# Directions:
Work through the data line by line, gathering every line that has the word "Granular".

────────────────

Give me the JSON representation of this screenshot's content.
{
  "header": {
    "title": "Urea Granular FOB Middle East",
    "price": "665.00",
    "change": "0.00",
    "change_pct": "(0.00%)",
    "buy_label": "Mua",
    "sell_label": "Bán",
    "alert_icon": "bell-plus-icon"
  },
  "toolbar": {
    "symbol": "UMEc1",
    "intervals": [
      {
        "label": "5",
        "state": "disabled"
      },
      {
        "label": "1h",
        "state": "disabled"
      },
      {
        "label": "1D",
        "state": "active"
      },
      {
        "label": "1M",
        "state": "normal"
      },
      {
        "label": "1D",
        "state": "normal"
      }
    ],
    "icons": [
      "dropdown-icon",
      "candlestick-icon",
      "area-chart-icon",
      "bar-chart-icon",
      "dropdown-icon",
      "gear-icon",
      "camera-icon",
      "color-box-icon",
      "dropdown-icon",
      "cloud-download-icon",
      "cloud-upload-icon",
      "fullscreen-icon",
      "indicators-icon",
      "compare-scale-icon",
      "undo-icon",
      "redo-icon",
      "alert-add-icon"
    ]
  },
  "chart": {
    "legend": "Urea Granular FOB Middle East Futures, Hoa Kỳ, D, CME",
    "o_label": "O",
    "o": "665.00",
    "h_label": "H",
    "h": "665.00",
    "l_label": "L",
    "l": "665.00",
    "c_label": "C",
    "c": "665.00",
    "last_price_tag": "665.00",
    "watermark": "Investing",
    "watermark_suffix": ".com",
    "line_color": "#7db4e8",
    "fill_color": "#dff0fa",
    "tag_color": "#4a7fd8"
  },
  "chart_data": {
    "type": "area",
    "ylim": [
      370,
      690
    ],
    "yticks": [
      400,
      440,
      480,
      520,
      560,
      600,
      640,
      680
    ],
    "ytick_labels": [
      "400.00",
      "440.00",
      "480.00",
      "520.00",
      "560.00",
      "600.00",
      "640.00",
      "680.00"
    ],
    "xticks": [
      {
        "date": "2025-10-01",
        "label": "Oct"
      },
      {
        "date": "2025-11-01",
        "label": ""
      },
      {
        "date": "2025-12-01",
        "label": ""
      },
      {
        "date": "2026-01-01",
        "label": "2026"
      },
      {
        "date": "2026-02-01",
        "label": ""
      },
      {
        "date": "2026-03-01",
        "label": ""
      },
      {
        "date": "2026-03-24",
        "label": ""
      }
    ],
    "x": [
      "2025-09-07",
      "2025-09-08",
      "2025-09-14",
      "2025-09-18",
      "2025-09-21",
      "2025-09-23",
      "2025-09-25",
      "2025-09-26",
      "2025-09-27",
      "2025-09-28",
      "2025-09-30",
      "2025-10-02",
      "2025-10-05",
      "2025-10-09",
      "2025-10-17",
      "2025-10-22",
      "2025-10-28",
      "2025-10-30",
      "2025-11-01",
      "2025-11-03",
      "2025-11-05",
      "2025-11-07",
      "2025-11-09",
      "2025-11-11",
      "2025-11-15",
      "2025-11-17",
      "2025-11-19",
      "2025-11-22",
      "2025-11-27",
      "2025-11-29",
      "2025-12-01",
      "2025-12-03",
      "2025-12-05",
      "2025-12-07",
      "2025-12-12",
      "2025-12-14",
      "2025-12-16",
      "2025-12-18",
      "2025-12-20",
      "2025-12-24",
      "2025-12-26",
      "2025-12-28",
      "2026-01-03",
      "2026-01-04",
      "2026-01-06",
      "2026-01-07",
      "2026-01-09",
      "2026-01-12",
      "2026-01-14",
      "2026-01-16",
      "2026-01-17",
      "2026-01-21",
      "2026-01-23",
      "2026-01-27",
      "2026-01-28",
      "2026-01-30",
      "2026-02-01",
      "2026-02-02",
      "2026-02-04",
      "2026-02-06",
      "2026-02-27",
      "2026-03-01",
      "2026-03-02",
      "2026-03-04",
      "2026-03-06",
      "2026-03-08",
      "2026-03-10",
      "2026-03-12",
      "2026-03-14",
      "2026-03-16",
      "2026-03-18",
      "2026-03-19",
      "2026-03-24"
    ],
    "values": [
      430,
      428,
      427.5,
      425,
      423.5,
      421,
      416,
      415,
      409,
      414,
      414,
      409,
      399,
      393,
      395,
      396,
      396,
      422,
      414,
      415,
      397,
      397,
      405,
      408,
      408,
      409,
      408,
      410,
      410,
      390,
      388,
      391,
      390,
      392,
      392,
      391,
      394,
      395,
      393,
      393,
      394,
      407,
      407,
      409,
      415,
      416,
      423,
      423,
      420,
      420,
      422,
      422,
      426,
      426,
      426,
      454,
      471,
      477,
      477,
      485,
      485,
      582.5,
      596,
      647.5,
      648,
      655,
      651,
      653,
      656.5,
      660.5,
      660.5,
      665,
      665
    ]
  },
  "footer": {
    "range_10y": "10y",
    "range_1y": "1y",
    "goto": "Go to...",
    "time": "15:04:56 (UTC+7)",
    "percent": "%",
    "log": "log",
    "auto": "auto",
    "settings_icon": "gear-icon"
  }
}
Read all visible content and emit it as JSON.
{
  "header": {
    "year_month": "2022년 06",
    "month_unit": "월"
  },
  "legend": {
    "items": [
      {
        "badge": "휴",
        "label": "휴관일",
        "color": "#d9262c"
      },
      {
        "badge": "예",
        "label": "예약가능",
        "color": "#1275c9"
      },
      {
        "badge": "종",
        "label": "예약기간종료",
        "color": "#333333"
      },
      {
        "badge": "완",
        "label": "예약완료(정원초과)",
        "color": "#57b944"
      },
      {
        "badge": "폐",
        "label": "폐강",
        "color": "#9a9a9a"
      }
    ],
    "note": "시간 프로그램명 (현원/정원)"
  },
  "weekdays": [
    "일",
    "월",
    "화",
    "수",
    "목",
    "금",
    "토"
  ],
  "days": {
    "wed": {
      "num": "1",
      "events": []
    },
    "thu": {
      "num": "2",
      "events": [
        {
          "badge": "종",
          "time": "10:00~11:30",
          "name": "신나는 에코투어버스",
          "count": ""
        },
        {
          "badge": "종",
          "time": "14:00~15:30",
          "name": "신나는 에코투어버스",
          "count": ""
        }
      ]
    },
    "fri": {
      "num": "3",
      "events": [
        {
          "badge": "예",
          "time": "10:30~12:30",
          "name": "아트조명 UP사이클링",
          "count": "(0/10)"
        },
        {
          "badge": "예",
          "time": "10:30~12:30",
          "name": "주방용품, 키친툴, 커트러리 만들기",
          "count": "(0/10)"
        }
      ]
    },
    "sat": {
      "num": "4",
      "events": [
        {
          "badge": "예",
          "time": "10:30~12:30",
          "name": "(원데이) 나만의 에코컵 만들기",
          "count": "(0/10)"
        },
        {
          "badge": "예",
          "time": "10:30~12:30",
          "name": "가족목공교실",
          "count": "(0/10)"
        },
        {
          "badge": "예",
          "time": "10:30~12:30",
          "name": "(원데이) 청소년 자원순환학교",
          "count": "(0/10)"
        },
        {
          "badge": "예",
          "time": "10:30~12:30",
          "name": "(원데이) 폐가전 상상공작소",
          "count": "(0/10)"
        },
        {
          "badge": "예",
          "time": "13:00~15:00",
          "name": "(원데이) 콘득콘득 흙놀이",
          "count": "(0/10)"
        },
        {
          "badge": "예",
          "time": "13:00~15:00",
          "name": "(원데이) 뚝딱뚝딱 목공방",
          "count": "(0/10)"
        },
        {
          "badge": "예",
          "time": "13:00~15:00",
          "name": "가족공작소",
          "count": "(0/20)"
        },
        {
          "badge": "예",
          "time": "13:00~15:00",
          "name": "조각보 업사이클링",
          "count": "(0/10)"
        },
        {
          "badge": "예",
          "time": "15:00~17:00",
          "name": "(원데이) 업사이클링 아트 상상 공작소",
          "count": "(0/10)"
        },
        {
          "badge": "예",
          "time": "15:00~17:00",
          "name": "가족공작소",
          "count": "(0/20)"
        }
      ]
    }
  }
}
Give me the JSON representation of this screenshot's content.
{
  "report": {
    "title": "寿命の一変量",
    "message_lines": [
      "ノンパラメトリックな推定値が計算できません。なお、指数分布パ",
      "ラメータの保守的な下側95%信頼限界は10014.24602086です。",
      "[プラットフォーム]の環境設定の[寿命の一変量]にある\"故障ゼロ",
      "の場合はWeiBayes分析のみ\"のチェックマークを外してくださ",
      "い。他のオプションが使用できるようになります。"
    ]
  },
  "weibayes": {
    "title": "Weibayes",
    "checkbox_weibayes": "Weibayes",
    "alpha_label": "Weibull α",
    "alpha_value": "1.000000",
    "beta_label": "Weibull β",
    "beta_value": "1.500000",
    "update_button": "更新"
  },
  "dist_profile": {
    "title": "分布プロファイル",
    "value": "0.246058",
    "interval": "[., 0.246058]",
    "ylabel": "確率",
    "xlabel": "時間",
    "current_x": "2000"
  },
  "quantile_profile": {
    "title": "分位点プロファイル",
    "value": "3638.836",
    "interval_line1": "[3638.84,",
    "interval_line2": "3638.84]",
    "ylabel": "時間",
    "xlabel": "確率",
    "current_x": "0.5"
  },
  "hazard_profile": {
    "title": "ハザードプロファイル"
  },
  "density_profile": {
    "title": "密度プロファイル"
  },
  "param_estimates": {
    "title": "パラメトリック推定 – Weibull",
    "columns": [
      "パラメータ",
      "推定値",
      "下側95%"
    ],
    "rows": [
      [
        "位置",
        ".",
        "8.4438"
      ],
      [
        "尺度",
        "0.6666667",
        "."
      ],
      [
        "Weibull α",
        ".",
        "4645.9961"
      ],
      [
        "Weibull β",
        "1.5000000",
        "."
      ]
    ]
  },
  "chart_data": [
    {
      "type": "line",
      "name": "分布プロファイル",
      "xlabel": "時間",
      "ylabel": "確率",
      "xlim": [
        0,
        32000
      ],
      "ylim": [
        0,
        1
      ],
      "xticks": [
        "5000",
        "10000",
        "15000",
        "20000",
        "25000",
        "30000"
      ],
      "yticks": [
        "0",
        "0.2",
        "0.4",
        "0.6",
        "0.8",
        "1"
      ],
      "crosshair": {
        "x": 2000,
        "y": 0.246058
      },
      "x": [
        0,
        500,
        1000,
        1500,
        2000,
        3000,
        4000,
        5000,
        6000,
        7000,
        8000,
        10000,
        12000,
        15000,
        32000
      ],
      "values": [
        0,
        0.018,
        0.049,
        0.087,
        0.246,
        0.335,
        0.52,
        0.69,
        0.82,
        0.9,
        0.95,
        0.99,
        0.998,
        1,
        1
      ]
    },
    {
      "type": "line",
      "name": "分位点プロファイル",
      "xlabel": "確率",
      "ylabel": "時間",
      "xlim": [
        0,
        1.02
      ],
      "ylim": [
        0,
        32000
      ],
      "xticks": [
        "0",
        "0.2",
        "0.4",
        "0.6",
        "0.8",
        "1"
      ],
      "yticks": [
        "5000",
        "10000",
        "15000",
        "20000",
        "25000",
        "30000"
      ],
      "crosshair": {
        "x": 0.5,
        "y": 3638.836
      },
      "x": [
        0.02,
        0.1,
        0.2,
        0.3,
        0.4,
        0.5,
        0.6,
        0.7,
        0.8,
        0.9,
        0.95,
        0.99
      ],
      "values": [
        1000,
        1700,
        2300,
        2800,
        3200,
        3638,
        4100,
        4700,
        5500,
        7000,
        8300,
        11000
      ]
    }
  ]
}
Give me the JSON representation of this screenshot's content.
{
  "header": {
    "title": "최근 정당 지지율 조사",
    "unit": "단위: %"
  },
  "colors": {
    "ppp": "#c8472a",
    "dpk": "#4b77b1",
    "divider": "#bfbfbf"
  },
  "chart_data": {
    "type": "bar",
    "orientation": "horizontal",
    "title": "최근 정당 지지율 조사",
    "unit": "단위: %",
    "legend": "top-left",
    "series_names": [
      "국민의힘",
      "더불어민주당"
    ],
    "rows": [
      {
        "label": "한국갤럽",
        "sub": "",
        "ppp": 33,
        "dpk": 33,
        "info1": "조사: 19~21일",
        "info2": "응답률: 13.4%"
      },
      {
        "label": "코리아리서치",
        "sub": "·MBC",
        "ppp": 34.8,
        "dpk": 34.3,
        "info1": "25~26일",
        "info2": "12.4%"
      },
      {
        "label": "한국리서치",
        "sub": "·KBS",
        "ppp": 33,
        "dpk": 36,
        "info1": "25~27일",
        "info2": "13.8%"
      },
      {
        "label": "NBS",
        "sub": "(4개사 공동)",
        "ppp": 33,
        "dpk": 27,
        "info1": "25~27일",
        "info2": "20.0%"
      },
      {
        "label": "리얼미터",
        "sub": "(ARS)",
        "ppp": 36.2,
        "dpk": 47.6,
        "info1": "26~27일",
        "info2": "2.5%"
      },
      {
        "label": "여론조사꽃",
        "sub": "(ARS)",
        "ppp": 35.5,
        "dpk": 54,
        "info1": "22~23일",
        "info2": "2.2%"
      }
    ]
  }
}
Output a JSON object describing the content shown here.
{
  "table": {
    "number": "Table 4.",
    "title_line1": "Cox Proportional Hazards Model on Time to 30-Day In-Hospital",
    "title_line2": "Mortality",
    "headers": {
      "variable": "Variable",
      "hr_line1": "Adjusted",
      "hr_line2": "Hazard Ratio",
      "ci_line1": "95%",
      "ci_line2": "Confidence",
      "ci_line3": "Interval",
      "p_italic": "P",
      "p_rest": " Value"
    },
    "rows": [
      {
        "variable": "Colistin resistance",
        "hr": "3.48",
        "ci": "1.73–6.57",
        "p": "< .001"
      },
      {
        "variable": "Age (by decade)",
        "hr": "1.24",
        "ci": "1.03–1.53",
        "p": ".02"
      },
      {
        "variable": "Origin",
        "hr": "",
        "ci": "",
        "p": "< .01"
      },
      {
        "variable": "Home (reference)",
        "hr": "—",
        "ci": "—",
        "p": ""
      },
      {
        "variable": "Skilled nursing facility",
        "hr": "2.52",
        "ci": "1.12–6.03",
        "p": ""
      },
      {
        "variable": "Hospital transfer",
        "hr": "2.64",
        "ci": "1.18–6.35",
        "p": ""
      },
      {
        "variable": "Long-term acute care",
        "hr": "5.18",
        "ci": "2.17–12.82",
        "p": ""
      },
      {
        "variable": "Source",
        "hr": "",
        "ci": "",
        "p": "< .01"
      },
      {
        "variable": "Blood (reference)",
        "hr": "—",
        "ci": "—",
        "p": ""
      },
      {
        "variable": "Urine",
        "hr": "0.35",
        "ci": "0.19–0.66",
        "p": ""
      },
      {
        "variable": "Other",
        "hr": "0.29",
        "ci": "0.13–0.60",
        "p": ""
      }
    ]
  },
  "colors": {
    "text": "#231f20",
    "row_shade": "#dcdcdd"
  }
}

────────────────

# Result:
    "title": "Urea Granular FOB Middle East",
    "legend": "Urea Granular FOB Middle East Futures, Hoa Kỳ, D, CME",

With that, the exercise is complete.